__Exercise__. Check each line below for the word "this" and give the number of lines that have it, nothing more.

__Dataset extract__.
* begin *

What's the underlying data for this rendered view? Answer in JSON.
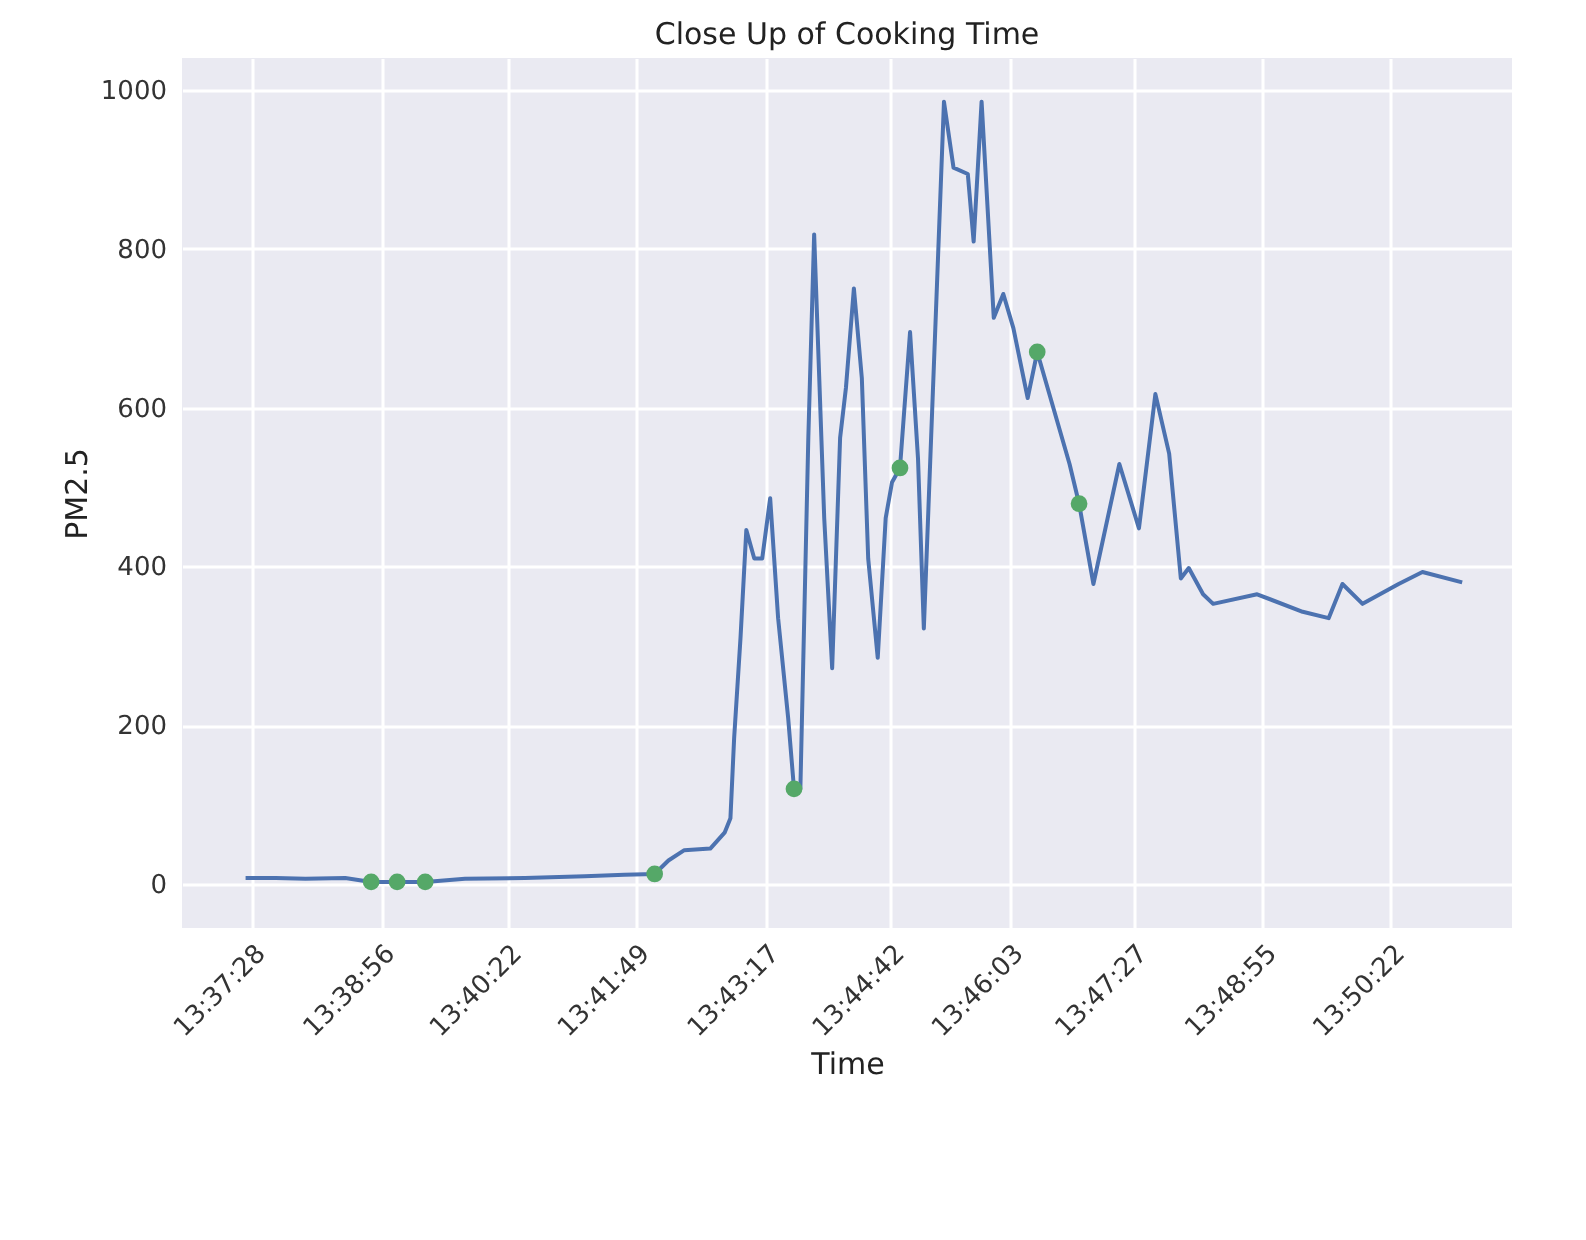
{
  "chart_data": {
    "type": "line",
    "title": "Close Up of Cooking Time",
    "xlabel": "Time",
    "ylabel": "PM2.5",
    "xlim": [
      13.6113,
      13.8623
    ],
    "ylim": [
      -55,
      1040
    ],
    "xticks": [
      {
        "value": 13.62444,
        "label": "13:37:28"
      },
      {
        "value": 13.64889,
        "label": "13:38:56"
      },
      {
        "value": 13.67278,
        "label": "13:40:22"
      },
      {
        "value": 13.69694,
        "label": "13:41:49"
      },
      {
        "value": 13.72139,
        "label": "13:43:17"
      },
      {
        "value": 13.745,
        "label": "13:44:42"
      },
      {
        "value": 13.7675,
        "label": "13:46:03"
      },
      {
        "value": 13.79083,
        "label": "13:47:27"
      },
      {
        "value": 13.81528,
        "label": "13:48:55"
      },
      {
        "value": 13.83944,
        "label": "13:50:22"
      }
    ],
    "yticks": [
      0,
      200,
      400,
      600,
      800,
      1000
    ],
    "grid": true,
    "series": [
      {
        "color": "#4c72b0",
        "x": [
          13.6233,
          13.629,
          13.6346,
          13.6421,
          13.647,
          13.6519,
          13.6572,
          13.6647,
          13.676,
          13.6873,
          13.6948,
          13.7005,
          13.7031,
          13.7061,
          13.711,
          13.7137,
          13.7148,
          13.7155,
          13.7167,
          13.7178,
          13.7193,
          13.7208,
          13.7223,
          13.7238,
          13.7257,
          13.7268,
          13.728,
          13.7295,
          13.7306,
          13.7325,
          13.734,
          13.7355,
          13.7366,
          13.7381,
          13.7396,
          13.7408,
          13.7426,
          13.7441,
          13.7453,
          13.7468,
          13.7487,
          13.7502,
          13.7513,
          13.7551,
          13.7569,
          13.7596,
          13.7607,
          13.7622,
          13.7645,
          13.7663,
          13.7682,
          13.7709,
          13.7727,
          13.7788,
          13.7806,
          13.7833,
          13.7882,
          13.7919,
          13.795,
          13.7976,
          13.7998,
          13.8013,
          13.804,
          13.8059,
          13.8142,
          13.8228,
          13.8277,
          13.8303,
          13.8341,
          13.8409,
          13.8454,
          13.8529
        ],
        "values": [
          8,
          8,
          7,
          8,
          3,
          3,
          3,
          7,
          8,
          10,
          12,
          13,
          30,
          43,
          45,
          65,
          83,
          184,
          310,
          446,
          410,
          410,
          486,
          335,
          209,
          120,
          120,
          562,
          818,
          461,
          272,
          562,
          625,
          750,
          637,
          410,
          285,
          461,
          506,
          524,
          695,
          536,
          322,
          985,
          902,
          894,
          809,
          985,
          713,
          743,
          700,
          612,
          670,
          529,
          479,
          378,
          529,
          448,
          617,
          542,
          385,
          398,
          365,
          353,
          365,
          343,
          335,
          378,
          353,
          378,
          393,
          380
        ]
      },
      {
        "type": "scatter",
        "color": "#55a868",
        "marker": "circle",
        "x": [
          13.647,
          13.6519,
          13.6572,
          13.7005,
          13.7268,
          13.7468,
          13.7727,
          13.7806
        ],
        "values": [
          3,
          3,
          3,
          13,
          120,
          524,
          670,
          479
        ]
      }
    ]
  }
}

* end *
* begin *

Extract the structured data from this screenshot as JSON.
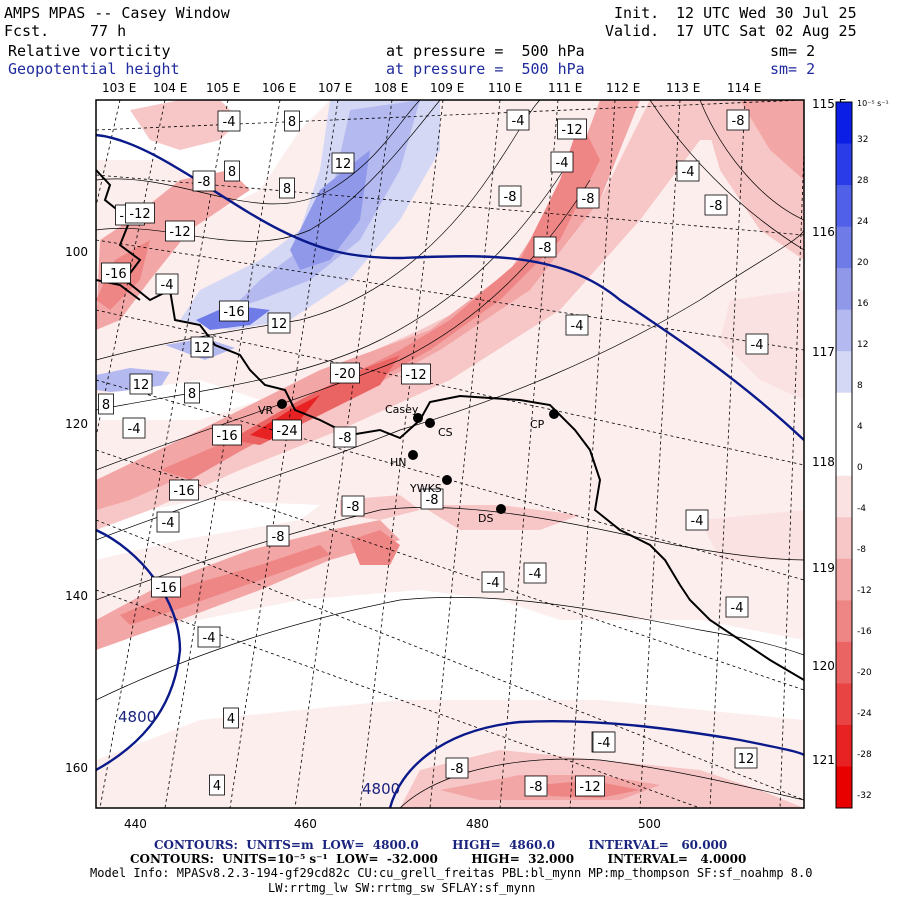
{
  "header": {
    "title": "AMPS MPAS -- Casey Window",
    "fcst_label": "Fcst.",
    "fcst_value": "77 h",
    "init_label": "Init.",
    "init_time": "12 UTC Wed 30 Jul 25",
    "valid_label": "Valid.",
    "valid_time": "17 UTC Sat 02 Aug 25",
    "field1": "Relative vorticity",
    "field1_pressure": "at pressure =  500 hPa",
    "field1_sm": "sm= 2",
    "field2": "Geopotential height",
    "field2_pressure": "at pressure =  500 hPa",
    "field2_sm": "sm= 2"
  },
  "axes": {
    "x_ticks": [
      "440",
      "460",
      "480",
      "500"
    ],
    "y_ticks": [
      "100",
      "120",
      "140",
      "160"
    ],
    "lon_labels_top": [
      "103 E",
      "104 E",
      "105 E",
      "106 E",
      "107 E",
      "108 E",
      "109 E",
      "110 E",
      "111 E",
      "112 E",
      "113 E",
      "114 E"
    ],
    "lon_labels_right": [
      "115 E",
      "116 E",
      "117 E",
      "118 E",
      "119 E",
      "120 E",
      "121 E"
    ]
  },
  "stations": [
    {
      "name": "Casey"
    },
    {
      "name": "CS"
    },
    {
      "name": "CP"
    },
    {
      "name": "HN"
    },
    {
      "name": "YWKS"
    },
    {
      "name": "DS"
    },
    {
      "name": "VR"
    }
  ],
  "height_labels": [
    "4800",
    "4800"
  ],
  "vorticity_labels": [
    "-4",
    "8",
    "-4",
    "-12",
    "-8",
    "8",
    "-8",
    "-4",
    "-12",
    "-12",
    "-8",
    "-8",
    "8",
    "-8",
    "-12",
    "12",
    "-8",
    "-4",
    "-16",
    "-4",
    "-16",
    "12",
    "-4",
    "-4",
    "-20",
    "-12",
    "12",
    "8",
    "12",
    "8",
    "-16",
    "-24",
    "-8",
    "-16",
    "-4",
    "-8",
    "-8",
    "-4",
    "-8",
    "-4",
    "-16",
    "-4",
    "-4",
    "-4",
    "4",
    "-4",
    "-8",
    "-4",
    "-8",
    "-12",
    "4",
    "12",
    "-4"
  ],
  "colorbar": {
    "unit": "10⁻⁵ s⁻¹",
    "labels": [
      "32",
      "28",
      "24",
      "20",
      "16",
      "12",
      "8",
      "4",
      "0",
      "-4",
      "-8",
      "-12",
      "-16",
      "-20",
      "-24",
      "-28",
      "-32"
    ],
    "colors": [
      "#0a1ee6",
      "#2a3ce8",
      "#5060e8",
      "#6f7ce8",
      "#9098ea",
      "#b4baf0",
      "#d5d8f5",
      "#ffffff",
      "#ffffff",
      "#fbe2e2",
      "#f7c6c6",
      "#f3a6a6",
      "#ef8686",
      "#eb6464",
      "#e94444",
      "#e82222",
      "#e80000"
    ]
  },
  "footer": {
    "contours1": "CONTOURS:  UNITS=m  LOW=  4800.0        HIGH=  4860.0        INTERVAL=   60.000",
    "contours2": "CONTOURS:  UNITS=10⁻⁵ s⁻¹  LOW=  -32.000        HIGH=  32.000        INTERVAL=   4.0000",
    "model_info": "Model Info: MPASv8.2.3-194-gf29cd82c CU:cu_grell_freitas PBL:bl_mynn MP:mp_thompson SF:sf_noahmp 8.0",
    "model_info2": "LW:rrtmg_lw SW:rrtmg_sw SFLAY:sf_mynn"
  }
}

* end *

__Full answer__. 2